** Begin Supplied records **

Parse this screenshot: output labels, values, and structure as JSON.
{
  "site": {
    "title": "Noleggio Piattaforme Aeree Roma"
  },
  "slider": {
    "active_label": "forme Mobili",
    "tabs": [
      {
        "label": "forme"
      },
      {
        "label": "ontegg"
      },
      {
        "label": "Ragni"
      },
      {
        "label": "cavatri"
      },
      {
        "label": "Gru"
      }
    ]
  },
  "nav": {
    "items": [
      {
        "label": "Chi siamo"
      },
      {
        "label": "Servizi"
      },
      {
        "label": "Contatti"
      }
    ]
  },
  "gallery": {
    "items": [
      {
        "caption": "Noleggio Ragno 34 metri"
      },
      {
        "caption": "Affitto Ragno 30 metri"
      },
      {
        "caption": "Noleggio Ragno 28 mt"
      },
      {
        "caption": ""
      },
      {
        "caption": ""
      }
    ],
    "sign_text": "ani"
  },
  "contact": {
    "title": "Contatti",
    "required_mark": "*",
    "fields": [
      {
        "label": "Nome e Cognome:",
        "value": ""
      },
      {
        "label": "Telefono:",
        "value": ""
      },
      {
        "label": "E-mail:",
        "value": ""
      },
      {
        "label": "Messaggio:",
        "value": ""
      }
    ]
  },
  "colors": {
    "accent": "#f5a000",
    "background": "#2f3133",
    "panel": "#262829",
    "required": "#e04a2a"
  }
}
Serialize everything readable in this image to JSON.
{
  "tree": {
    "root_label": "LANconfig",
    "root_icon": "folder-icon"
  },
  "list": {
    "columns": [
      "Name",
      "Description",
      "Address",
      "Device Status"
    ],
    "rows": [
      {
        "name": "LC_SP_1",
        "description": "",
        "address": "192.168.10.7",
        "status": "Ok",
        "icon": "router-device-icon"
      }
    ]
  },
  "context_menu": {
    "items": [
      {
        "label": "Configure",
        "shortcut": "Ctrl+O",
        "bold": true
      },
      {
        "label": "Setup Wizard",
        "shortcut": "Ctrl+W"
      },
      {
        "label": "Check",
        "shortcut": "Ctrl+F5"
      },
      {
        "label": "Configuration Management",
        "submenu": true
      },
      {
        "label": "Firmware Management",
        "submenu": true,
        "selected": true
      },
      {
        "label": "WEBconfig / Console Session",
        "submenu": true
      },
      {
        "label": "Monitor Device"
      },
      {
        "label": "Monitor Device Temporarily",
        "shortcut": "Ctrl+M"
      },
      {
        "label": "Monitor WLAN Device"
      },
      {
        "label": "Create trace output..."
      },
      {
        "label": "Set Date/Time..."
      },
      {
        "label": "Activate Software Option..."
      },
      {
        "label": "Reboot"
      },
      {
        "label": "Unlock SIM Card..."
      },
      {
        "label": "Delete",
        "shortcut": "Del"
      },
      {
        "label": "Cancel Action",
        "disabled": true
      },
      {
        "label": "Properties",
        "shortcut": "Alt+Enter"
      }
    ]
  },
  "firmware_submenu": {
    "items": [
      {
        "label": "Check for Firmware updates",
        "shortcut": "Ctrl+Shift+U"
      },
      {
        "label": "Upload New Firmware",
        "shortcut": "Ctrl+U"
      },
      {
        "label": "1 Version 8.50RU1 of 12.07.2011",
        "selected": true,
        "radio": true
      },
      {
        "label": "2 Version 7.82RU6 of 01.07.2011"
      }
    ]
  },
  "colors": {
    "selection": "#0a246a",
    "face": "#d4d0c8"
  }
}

** End Supplied records **

▶ Task goal: Your task is to repeat the data exactly, with nothing left out.

▶ Solution for this exercise:
Parse this screenshot: output labels, values, and structure as JSON.
{
  "site": {
    "title": "Noleggio Piattaforme Aeree Roma"
  },
  "slider": {
    "active_label": "forme Mobili",
    "tabs": [
      {
        "label": "forme"
      },
      {
        "label": "ontegg"
      },
      {
        "label": "Ragni"
      },
      {
        "label": "cavatri"
      },
      {
        "label": "Gru"
      }
    ]
  },
  "nav": {
    "items": [
      {
        "label": "Chi siamo"
      },
      {
        "label": "Servizi"
      },
      {
        "label": "Contatti"
      }
    ]
  },
  "gallery": {
    "items": [
      {
        "caption": "Noleggio Ragno 34 metri"
      },
      {
        "caption": "Affitto Ragno 30 metri"
      },
      {
        "caption": "Noleggio Ragno 28 mt"
      },
      {
        "caption": ""
      },
      {
        "caption": ""
      }
    ],
    "sign_text": "ani"
  },
  "contact": {
    "title": "Contatti",
    "required_mark": "*",
    "fields": [
      {
        "label": "Nome e Cognome:",
        "value": ""
      },
      {
        "label": "Telefono:",
        "value": ""
      },
      {
        "label": "E-mail:",
        "value": ""
      },
      {
        "label": "Messaggio:",
        "value": ""
      }
    ]
  },
  "colors": {
    "accent": "#f5a000",
    "background": "#2f3133",
    "panel": "#262829",
    "required": "#e04a2a"
  }
}
Serialize everything readable in this image to JSON.
{
  "tree": {
    "root_label": "LANconfig",
    "root_icon": "folder-icon"
  },
  "list": {
    "columns": [
      "Name",
      "Description",
      "Address",
      "Device Status"
    ],
    "rows": [
      {
        "name": "LC_SP_1",
        "description": "",
        "address": "192.168.10.7",
        "status": "Ok",
        "icon": "router-device-icon"
      }
    ]
  },
  "context_menu": {
    "items": [
      {
        "label": "Configure",
        "shortcut": "Ctrl+O",
        "bold": true
      },
      {
        "label": "Setup Wizard",
        "shortcut": "Ctrl+W"
      },
      {
        "label": "Check",
        "shortcut": "Ctrl+F5"
      },
      {
        "label": "Configuration Management",
        "submenu": true
      },
      {
        "label": "Firmware Management",
        "submenu": true,
        "selected": true
      },
      {
        "label": "WEBconfig / Console Session",
        "submenu": true
      },
      {
        "label": "Monitor Device"
      },
      {
        "label": "Monitor Device Temporarily",
        "shortcut": "Ctrl+M"
      },
      {
        "label": "Monitor WLAN Device"
      },
      {
        "label": "Create trace output..."
      },
      {
        "label": "Set Date/Time..."
      },
      {
        "label": "Activate Software Option..."
      },
      {
        "label": "Reboot"
      },
      {
        "label": "Unlock SIM Card..."
      },
      {
        "label": "Delete",
        "shortcut": "Del"
      },
      {
        "label": "Cancel Action",
        "disabled": true
      },
      {
        "label": "Properties",
        "shortcut": "Alt+Enter"
      }
    ]
  },
  "firmware_submenu": {
    "items": [
      {
        "label": "Check for Firmware updates",
        "shortcut": "Ctrl+Shift+U"
      },
      {
        "label": "Upload New Firmware",
        "shortcut": "Ctrl+U"
      },
      {
        "label": "1 Version 8.50RU1 of 12.07.2011",
        "selected": true,
        "radio": true
      },
      {
        "label": "2 Version 7.82RU6 of 01.07.2011"
      }
    ]
  },
  "colors": {
    "selection": "#0a246a",
    "face": "#d4d0c8"
  }
}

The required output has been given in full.